## PROBLEM TO SOLVE:
Write out the listing in full, matching it word for word.

* start TASK DATA *

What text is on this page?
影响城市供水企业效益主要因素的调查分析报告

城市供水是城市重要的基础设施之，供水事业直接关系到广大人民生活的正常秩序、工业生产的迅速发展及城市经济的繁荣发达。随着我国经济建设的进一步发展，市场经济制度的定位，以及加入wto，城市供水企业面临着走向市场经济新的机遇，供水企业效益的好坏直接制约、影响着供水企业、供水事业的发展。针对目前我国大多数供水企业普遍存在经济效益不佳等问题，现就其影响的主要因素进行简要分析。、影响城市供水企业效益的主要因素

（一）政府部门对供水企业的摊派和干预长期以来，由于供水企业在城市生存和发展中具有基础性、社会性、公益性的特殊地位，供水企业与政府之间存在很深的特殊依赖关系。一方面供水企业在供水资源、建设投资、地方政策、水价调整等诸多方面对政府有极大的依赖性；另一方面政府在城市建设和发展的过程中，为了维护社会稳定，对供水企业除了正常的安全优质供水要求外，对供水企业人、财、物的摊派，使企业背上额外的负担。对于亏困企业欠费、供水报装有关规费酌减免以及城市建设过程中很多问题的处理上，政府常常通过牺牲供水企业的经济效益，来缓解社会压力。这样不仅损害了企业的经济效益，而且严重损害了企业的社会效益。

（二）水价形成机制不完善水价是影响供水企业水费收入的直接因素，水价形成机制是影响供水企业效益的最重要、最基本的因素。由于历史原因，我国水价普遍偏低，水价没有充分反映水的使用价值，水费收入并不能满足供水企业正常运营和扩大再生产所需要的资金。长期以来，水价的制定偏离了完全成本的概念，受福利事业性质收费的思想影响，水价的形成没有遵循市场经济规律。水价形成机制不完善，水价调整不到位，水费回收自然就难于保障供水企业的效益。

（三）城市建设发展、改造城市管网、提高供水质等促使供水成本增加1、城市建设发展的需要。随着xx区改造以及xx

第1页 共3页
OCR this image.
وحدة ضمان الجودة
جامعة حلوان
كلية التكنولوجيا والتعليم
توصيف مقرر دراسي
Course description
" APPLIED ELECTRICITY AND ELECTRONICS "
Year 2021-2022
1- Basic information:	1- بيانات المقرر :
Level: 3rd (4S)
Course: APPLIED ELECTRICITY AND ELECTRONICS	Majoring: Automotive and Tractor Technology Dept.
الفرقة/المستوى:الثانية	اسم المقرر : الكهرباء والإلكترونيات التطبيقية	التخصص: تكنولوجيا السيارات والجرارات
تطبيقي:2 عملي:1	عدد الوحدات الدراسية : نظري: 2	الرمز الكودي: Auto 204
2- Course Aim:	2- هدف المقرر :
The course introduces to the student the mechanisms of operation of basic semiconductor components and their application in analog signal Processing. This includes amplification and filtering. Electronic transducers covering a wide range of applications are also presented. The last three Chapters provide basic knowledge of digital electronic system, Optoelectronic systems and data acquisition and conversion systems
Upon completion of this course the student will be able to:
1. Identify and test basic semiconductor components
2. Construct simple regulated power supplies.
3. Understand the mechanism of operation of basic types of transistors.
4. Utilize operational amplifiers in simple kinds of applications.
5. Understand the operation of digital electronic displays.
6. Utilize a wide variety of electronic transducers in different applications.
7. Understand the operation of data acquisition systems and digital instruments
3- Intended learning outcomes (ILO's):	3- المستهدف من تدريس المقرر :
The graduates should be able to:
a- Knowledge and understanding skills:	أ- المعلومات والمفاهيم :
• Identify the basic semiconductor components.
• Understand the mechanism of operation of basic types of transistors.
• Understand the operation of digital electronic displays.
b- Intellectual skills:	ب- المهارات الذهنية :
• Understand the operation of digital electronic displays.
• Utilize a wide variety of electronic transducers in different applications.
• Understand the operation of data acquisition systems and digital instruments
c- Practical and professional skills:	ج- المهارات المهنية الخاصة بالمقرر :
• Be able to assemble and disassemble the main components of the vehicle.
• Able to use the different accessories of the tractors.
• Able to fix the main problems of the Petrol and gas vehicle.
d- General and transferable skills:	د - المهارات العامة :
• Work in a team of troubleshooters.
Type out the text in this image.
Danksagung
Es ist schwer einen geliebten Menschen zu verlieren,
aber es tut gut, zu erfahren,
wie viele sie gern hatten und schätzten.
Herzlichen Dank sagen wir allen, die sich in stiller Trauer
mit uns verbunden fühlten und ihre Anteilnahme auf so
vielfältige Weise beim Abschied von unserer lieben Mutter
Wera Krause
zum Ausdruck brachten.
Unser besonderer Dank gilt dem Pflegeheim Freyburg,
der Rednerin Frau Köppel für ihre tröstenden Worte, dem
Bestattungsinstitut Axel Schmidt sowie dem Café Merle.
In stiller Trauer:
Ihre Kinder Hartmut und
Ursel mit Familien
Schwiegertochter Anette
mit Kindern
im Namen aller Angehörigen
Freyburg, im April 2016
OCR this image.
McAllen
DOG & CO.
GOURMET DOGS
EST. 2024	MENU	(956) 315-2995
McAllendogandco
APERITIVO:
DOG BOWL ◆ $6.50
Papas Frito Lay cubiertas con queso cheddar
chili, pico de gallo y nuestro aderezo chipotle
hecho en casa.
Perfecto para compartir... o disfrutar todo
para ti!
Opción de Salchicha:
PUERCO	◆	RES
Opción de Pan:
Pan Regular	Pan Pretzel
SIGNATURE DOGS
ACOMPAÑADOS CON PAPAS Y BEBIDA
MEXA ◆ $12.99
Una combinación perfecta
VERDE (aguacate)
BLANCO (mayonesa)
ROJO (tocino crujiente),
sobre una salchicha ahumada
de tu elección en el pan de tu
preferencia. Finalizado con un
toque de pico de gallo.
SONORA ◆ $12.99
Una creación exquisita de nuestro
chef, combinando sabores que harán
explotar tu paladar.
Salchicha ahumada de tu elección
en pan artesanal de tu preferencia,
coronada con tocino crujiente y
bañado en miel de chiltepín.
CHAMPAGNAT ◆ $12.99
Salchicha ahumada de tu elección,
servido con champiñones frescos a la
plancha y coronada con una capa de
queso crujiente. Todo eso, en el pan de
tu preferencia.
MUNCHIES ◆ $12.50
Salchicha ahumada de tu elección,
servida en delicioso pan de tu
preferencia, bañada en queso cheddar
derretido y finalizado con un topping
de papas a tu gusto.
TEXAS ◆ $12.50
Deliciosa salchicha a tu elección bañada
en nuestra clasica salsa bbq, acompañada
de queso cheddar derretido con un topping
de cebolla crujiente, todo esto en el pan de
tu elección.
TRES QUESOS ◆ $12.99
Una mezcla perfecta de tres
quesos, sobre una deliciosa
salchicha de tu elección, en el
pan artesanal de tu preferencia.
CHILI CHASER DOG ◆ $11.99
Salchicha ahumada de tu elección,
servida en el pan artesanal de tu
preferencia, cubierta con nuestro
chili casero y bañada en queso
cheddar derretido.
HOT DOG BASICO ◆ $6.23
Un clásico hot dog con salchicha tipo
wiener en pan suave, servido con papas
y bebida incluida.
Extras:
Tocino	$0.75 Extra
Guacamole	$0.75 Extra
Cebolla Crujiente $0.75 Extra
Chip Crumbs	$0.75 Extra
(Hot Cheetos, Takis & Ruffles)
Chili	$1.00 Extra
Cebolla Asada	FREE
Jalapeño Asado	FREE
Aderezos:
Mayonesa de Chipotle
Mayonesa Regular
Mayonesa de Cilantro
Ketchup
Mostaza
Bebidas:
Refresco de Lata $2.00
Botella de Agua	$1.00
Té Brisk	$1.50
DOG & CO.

* end TASK DATA *

## ANSWER IN FULL:
What text is on this page?
影响城市供水企业效益主要因素的调查分析报告

城市供水是城市重要的基础设施之，供水事业直接关系到广大人民生活的正常秩序、工业生产的迅速发展及城市经济的繁荣发达。随着我国经济建设的进一步发展，市场经济制度的定位，以及加入wto，城市供水企业面临着走向市场经济新的机遇，供水企业效益的好坏直接制约、影响着供水企业、供水事业的发展。针对目前我国大多数供水企业普遍存在经济效益不佳等问题，现就其影响的主要因素进行简要分析。、影响城市供水企业效益的主要因素

（一）政府部门对供水企业的摊派和干预长期以来，由于供水企业在城市生存和发展中具有基础性、社会性、公益性的特殊地位，供水企业与政府之间存在很深的特殊依赖关系。一方面供水企业在供水资源、建设投资、地方政策、水价调整等诸多方面对政府有极大的依赖性；另一方面政府在城市建设和发展的过程中，为了维护社会稳定，对供水企业除了正常的安全优质供水要求外，对供水企业人、财、物的摊派，使企业背上额外的负担。对于亏困企业欠费、供水报装有关规费酌减免以及城市建设过程中很多问题的处理上，政府常常通过牺牲供水企业的经济效益，来缓解社会压力。这样不仅损害了企业的经济效益，而且严重损害了企业的社会效益。

（二）水价形成机制不完善水价是影响供水企业水费收入的直接因素，水价形成机制是影响供水企业效益的最重要、最基本的因素。由于历史原因，我国水价普遍偏低，水价没有充分反映水的使用价值，水费收入并不能满足供水企业正常运营和扩大再生产所需要的资金。长期以来，水价的制定偏离了完全成本的概念，受福利事业性质收费的思想影响，水价的形成没有遵循市场经济规律。水价形成机制不完善，水价调整不到位，水费回收自然就难于保障供水企业的效益。

（三）城市建设发展、改造城市管网、提高供水质等促使供水成本增加1、城市建设发展的需要。随着xx区改造以及xx

第1页 共3页
OCR this image.
وحدة ضمان الجودة
جامعة حلوان
كلية التكنولوجيا والتعليم
توصيف مقرر دراسي
Course description
" APPLIED ELECTRICITY AND ELECTRONICS "
Year 2021-2022
1- Basic information:	1- بيانات المقرر :
Level: 3rd (4S)
Course: APPLIED ELECTRICITY AND ELECTRONICS	Majoring: Automotive and Tractor Technology Dept.
الفرقة/المستوى:الثانية	اسم المقرر : الكهرباء والإلكترونيات التطبيقية	التخصص: تكنولوجيا السيارات والجرارات
تطبيقي:2 عملي:1	عدد الوحدات الدراسية : نظري: 2	الرمز الكودي: Auto 204
2- Course Aim:	2- هدف المقرر :
The course introduces to the student the mechanisms of operation of basic semiconductor components and their application in analog signal Processing. This includes amplification and filtering. Electronic transducers covering a wide range of applications are also presented. The last three Chapters provide basic knowledge of digital electronic system, Optoelectronic systems and data acquisition and conversion systems
Upon completion of this course the student will be able to:
1. Identify and test basic semiconductor components
2. Construct simple regulated power supplies.
3. Understand the mechanism of operation of basic types of transistors.
4. Utilize operational amplifiers in simple kinds of applications.
5. Understand the operation of digital electronic displays.
6. Utilize a wide variety of electronic transducers in different applications.
7. Understand the operation of data acquisition systems and digital instruments
3- Intended learning outcomes (ILO's):	3- المستهدف من تدريس المقرر :
The graduates should be able to:
a- Knowledge and understanding skills:	أ- المعلومات والمفاهيم :
• Identify the basic semiconductor components.
• Understand the mechanism of operation of basic types of transistors.
• Understand the operation of digital electronic displays.
b- Intellectual skills:	ب- المهارات الذهنية :
• Understand the operation of digital electronic displays.
• Utilize a wide variety of electronic transducers in different applications.
• Understand the operation of data acquisition systems and digital instruments
c- Practical and professional skills:	ج- المهارات المهنية الخاصة بالمقرر :
• Be able to assemble and disassemble the main components of the vehicle.
• Able to use the different accessories of the tractors.
• Able to fix the main problems of the Petrol and gas vehicle.
d- General and transferable skills:	د - المهارات العامة :
• Work in a team of troubleshooters.
Type out the text in this image.
Danksagung
Es ist schwer einen geliebten Menschen zu verlieren,
aber es tut gut, zu erfahren,
wie viele sie gern hatten und schätzten.
Herzlichen Dank sagen wir allen, die sich in stiller Trauer
mit uns verbunden fühlten und ihre Anteilnahme auf so
vielfältige Weise beim Abschied von unserer lieben Mutter
Wera Krause
zum Ausdruck brachten.
Unser besonderer Dank gilt dem Pflegeheim Freyburg,
der Rednerin Frau Köppel für ihre tröstenden Worte, dem
Bestattungsinstitut Axel Schmidt sowie dem Café Merle.
In stiller Trauer:
Ihre Kinder Hartmut und
Ursel mit Familien
Schwiegertochter Anette
mit Kindern
im Namen aller Angehörigen
Freyburg, im April 2016
OCR this image.
McAllen
DOG & CO.
GOURMET DOGS
EST. 2024	MENU	(956) 315-2995
McAllendogandco
APERITIVO:
DOG BOWL ◆ $6.50
Papas Frito Lay cubiertas con queso cheddar
chili, pico de gallo y nuestro aderezo chipotle
hecho en casa.
Perfecto para compartir... o disfrutar todo
para ti!
Opción de Salchicha:
PUERCO	◆	RES
Opción de Pan:
Pan Regular	Pan Pretzel
SIGNATURE DOGS
ACOMPAÑADOS CON PAPAS Y BEBIDA
MEXA ◆ $12.99
Una combinación perfecta
VERDE (aguacate)
BLANCO (mayonesa)
ROJO (tocino crujiente),
sobre una salchicha ahumada
de tu elección en el pan de tu
preferencia. Finalizado con un
toque de pico de gallo.
SONORA ◆ $12.99
Una creación exquisita de nuestro
chef, combinando sabores que harán
explotar tu paladar.
Salchicha ahumada de tu elección
en pan artesanal de tu preferencia,
coronada con tocino crujiente y
bañado en miel de chiltepín.
CHAMPAGNAT ◆ $12.99
Salchicha ahumada de tu elección,
servido con champiñones frescos a la
plancha y coronada con una capa de
queso crujiente. Todo eso, en el pan de
tu preferencia.
MUNCHIES ◆ $12.50
Salchicha ahumada de tu elección,
servida en delicioso pan de tu
preferencia, bañada en queso cheddar
derretido y finalizado con un topping
de papas a tu gusto.
TEXAS ◆ $12.50
Deliciosa salchicha a tu elección bañada
en nuestra clasica salsa bbq, acompañada
de queso cheddar derretido con un topping
de cebolla crujiente, todo esto en el pan de
tu elección.
TRES QUESOS ◆ $12.99
Una mezcla perfecta de tres
quesos, sobre una deliciosa
salchicha de tu elección, en el
pan artesanal de tu preferencia.
CHILI CHASER DOG ◆ $11.99
Salchicha ahumada de tu elección,
servida en el pan artesanal de tu
preferencia, cubierta con nuestro
chili casero y bañada en queso
cheddar derretido.
HOT DOG BASICO ◆ $6.23
Un clásico hot dog con salchicha tipo
wiener en pan suave, servido con papas
y bebida incluida.
Extras:
Tocino	$0.75 Extra
Guacamole	$0.75 Extra
Cebolla Crujiente $0.75 Extra
Chip Crumbs	$0.75 Extra
(Hot Cheetos, Takis & Ruffles)
Chili	$1.00 Extra
Cebolla Asada	FREE
Jalapeño Asado	FREE
Aderezos:
Mayonesa de Chipotle
Mayonesa Regular
Mayonesa de Cilantro
Ketchup
Mostaza
Bebidas:
Refresco de Lata $2.00
Botella de Agua	$1.00
Té Brisk	$1.50
DOG & CO.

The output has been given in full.